Copy the data exactly as it appears, and do not include any pictures.

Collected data
- - - - - - -
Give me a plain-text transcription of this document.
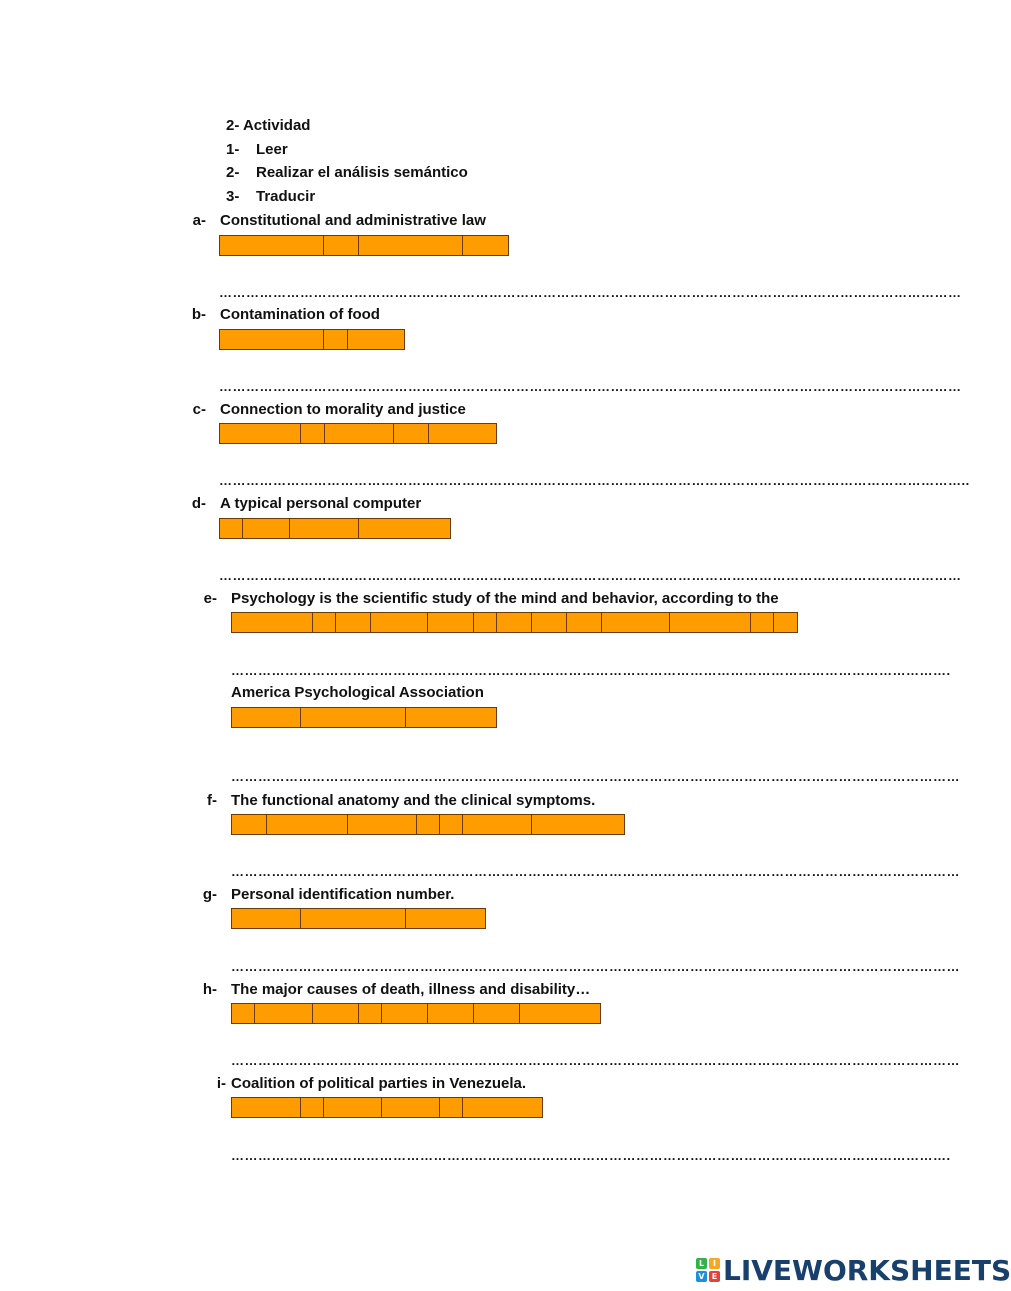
2- Actividad
1- Leer
2- Realizar el análisis semántico
3- Traducir
a- Constitutional and administrative law
…………………………………………………………………………………………………………………………………………………
b- Contamination of food
…………………………………………………………………………………………………………………………………………………
c- Connection to morality and justice
…………………………………………………………………………………………………………………………………………………..
d- A typical personal computer
…………………………………………………………………………………………………………………………………………………
e- Psychology is the scientific study of the mind and behavior, according to the
…………………………………………………………………………………………………………………………………………….
America Psychological Association
………………………………………………………………………………………………………………………………………………
f- The functional anatomy and the clinical symptoms.
………………………………………………………………………………………………………………………………………………
g- Personal identification number.
………………………………………………………………………………………………………………………………………………
h- The major causes of death, illness and disability…
………………………………………………………………………………………………………………………………………………
i- Coalition of political parties in Venezuela.
…………………………………………………………………………………………………………………………………………….
L	I
V E LIVEWORKSHEETS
- - - - - - -
Written answer:
Give me a plain-text transcription of this document.
2- Actividad
1- Leer
2- Realizar el análisis semántico
3- Traducir
a- Constitutional and administrative law
…………………………………………………………………………………………………………………………………………………
b- Contamination of food
…………………………………………………………………………………………………………………………………………………
c- Connection to morality and justice
…………………………………………………………………………………………………………………………………………………..
d- A typical personal computer
…………………………………………………………………………………………………………………………………………………
e- Psychology is the scientific study of the mind and behavior, according to the
…………………………………………………………………………………………………………………………………………….
America Psychological Association
………………………………………………………………………………………………………………………………………………
f- The functional anatomy and the clinical symptoms.
………………………………………………………………………………………………………………………………………………
g- Personal identification number.
………………………………………………………………………………………………………………………………………………
h- The major causes of death, illness and disability…
………………………………………………………………………………………………………………………………………………
i- Coalition of political parties in Venezuela.
…………………………………………………………………………………………………………………………………………….
L	I
V E LIVEWORKSHEETS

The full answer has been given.